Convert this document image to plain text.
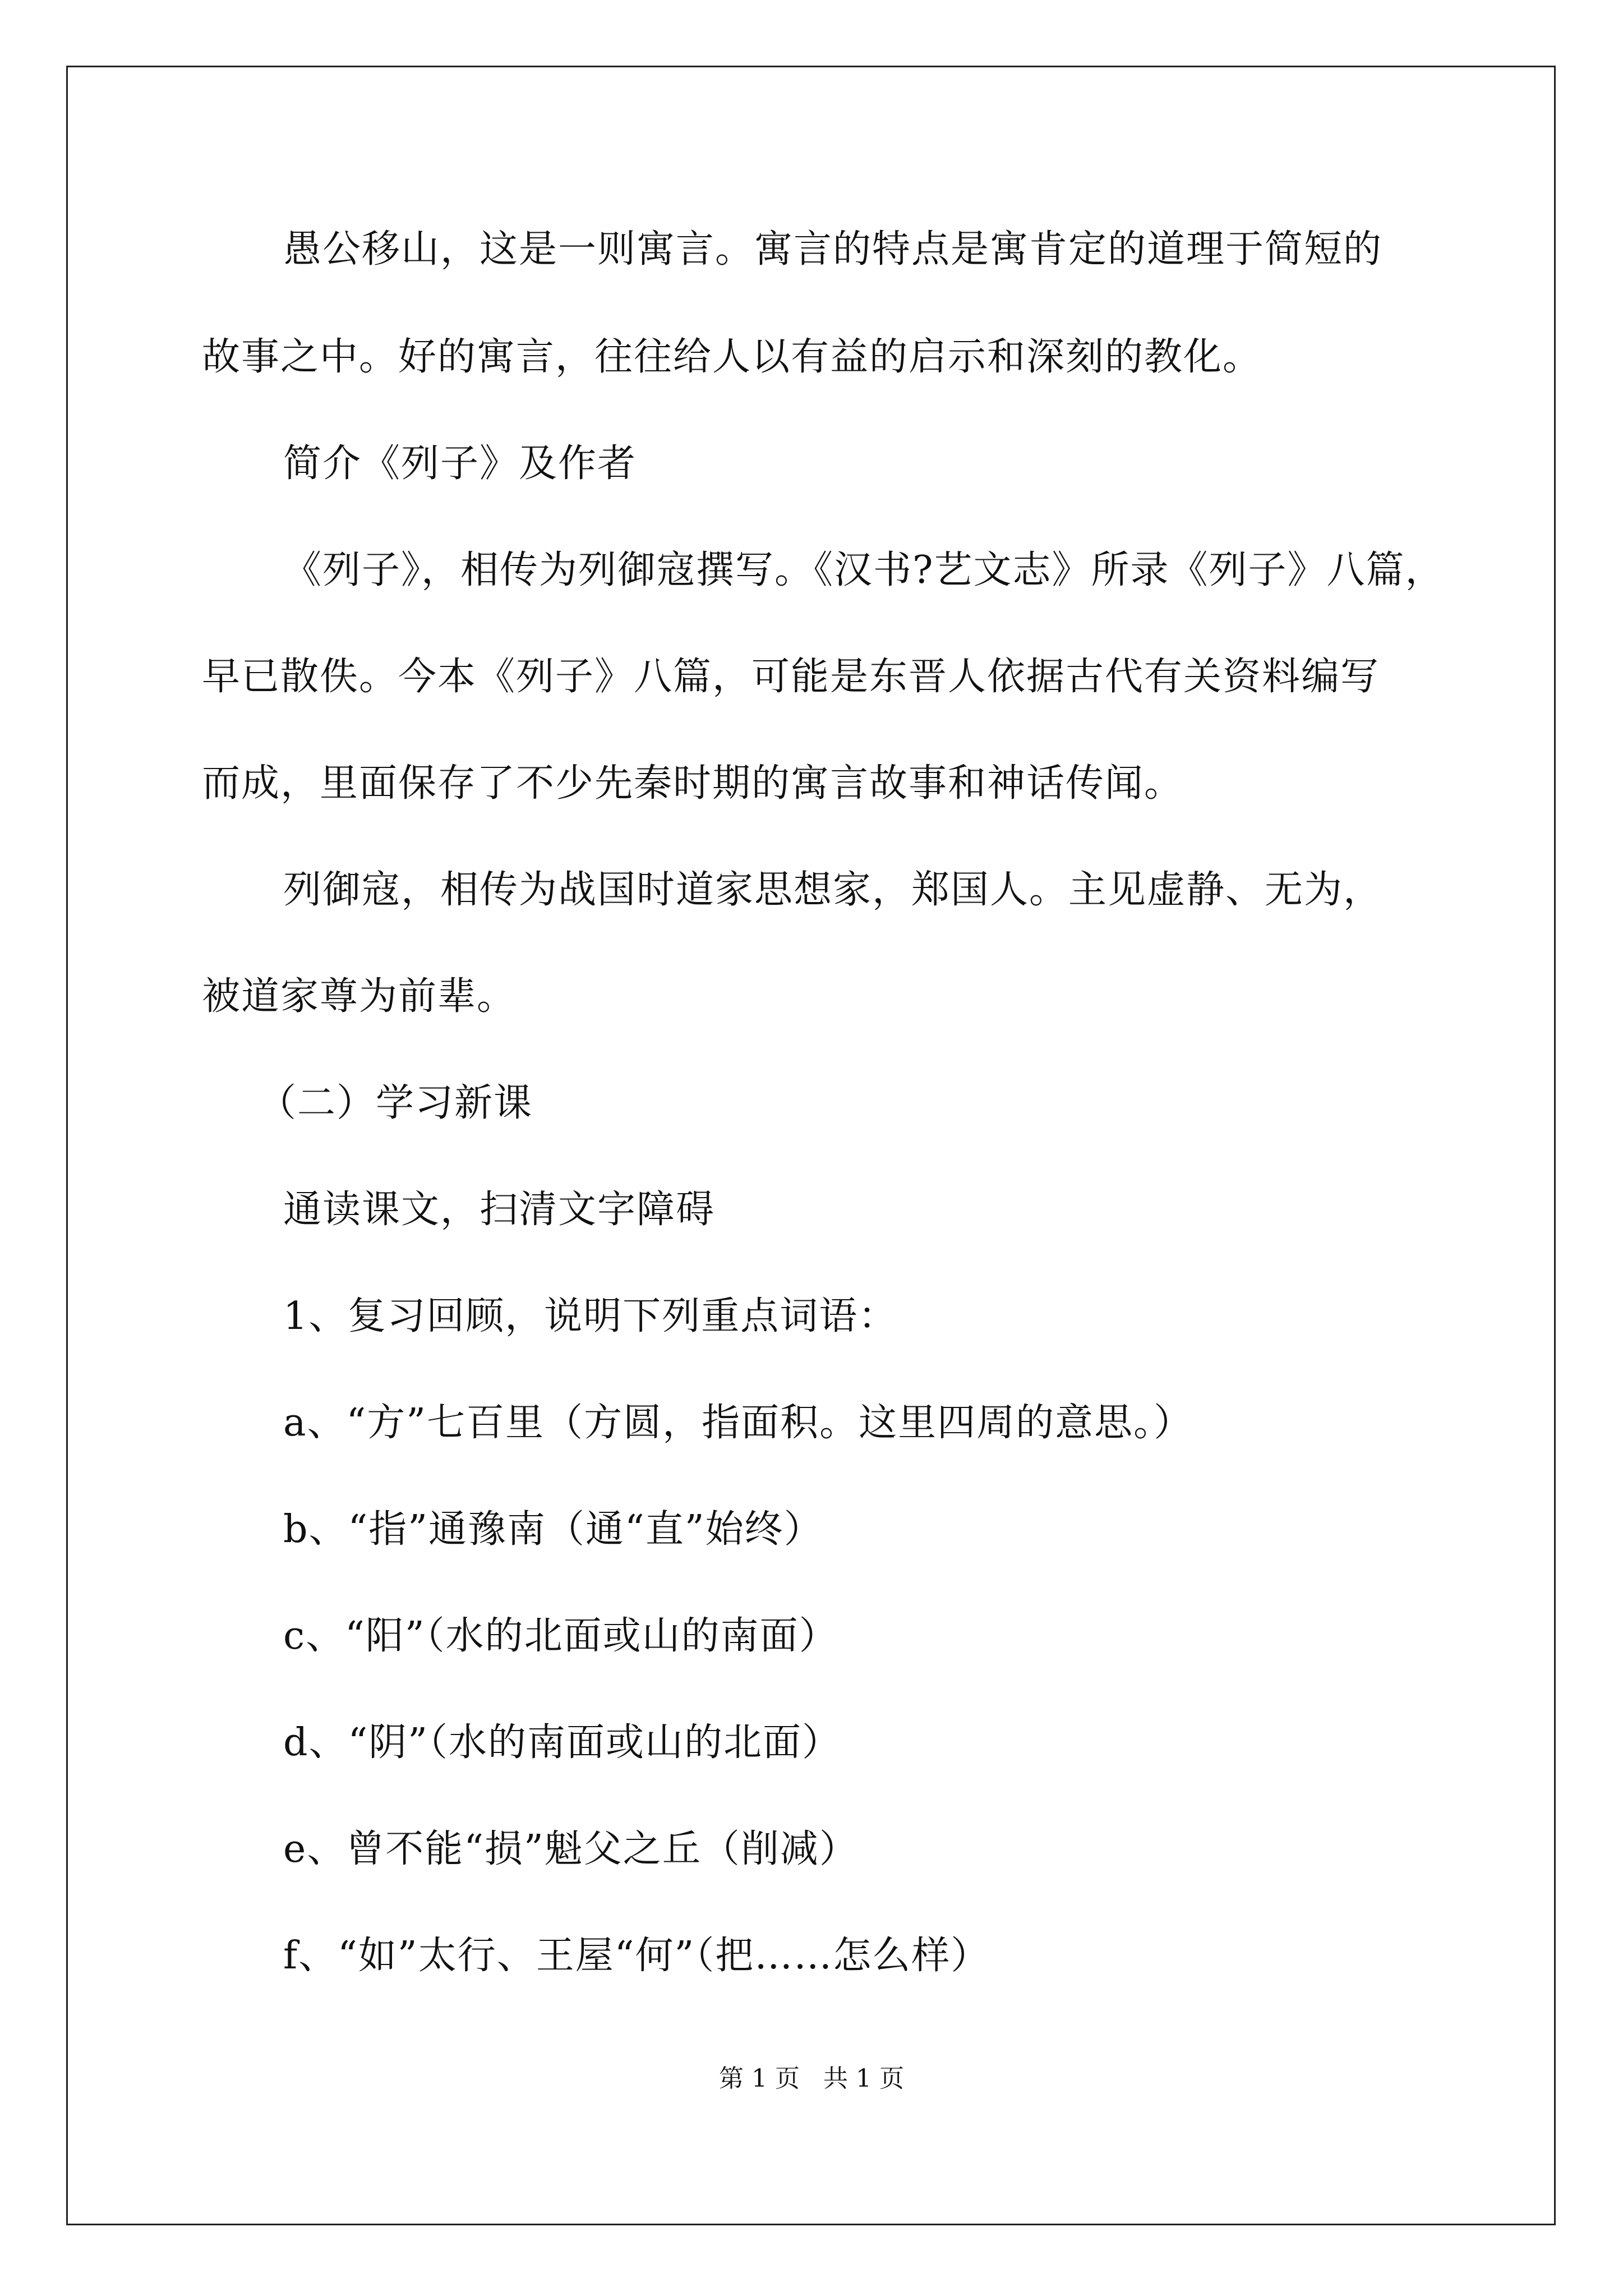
愚公移山，这是一则寓言。寓言的特点是寓肯定的道理于简短的
故事之中。好的寓言，往往给人以有益的启示和深刻的教化。
简介《列子》及作者
《列子》，相传为列御寇撰写。《汉书?艺文志》所录《列子》八篇，
早已散佚。今本《列子》八篇，可能是东晋人依据古代有关资料编写
而成，里面保存了不少先秦时期的寓言故事和神话传闻。
列御寇，相传为战国时道家思想家，郑国人。主见虚静、无为，
被道家尊为前辈。
（二）学习新课
通读课文，扫清文字障碍
1、复习回顾，说明下列重点词语：
a、“方”七百里（方圆，指面积。这里四周的意思。）
b、“指”通豫南（通“直”始终）
c、“阳”（水的北面或山的南面）
d、“阴”（水的南面或山的北面）
e、曾不能“损”魁父之丘（削减）
f、“如”太行、王屋“何”（把……怎么样）
第 1 页   共 1 页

◆ Short exercise: The records shown above are to be repeated exactly, with the pictures left out.

◆ Result of the exercise:
Convert this document image to plain text.
愚公移山，这是一则寓言。寓言的特点是寓肯定的道理于简短的
故事之中。好的寓言，往往给人以有益的启示和深刻的教化。
简介《列子》及作者
《列子》，相传为列御寇撰写。《汉书?艺文志》所录《列子》八篇，
早已散佚。今本《列子》八篇，可能是东晋人依据古代有关资料编写
而成，里面保存了不少先秦时期的寓言故事和神话传闻。
列御寇，相传为战国时道家思想家，郑国人。主见虚静、无为，
被道家尊为前辈。
（二）学习新课
通读课文，扫清文字障碍
1、复习回顾，说明下列重点词语：
a、“方”七百里（方圆，指面积。这里四周的意思。）
b、“指”通豫南（通“直”始终）
c、“阳”（水的北面或山的南面）
d、“阴”（水的南面或山的北面）
e、曾不能“损”魁父之丘（削减）
f、“如”太行、王屋“何”（把……怎么样）
第 1 页   共 1 页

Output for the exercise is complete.